◆ **Records provided**
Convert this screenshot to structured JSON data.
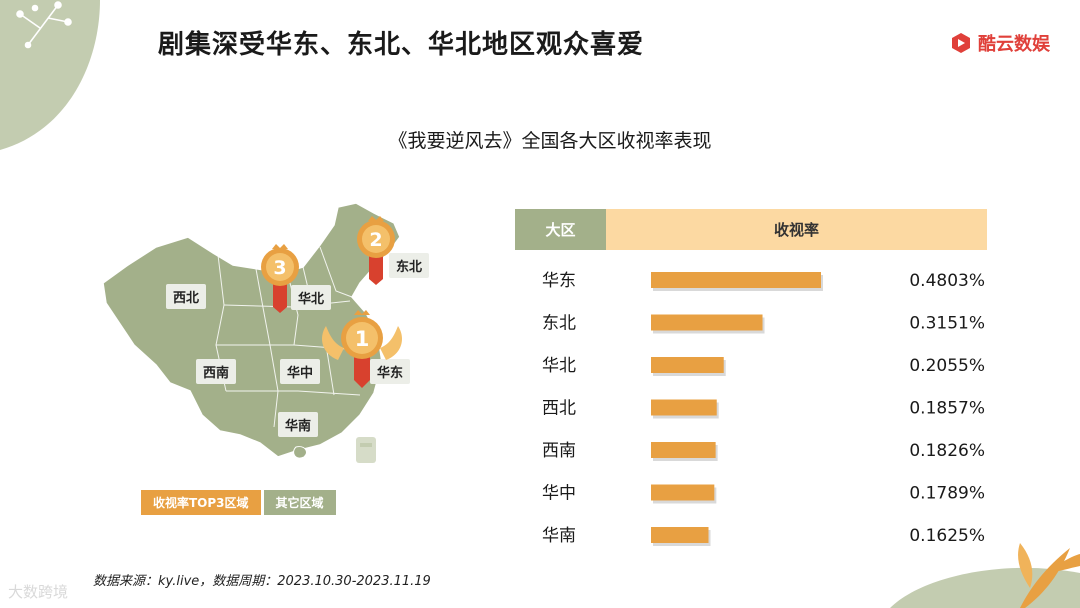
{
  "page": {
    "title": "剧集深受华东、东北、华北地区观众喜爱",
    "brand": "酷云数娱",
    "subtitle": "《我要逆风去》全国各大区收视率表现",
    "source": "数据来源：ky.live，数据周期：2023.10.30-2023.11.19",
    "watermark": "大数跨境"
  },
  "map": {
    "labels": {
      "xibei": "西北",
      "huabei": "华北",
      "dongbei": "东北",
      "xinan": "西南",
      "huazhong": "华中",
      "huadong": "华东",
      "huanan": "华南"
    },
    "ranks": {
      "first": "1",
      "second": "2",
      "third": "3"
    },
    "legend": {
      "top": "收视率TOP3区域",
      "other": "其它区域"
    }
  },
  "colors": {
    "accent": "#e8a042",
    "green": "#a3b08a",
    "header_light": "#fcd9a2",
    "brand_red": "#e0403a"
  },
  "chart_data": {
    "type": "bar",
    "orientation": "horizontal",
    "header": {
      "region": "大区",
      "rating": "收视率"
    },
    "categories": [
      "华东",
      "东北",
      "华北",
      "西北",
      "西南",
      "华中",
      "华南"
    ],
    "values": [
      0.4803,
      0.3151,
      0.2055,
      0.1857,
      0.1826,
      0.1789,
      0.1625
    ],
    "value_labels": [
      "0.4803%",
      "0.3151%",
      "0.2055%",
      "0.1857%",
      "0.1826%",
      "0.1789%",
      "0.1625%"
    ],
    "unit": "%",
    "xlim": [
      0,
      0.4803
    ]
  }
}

◆ **Short problem**
Transcribe the full listing above exactly, with the images removed.

◆ **Solution to this problem**
Convert this screenshot to structured JSON data.
{
  "page": {
    "title": "剧集深受华东、东北、华北地区观众喜爱",
    "brand": "酷云数娱",
    "subtitle": "《我要逆风去》全国各大区收视率表现",
    "source": "数据来源：ky.live，数据周期：2023.10.30-2023.11.19",
    "watermark": "大数跨境"
  },
  "map": {
    "labels": {
      "xibei": "西北",
      "huabei": "华北",
      "dongbei": "东北",
      "xinan": "西南",
      "huazhong": "华中",
      "huadong": "华东",
      "huanan": "华南"
    },
    "ranks": {
      "first": "1",
      "second": "2",
      "third": "3"
    },
    "legend": {
      "top": "收视率TOP3区域",
      "other": "其它区域"
    }
  },
  "colors": {
    "accent": "#e8a042",
    "green": "#a3b08a",
    "header_light": "#fcd9a2",
    "brand_red": "#e0403a"
  },
  "chart_data": {
    "type": "bar",
    "orientation": "horizontal",
    "header": {
      "region": "大区",
      "rating": "收视率"
    },
    "categories": [
      "华东",
      "东北",
      "华北",
      "西北",
      "西南",
      "华中",
      "华南"
    ],
    "values": [
      0.4803,
      0.3151,
      0.2055,
      0.1857,
      0.1826,
      0.1789,
      0.1625
    ],
    "value_labels": [
      "0.4803%",
      "0.3151%",
      "0.2055%",
      "0.1857%",
      "0.1826%",
      "0.1789%",
      "0.1625%"
    ],
    "unit": "%",
    "xlim": [
      0,
      0.4803
    ]
  }
}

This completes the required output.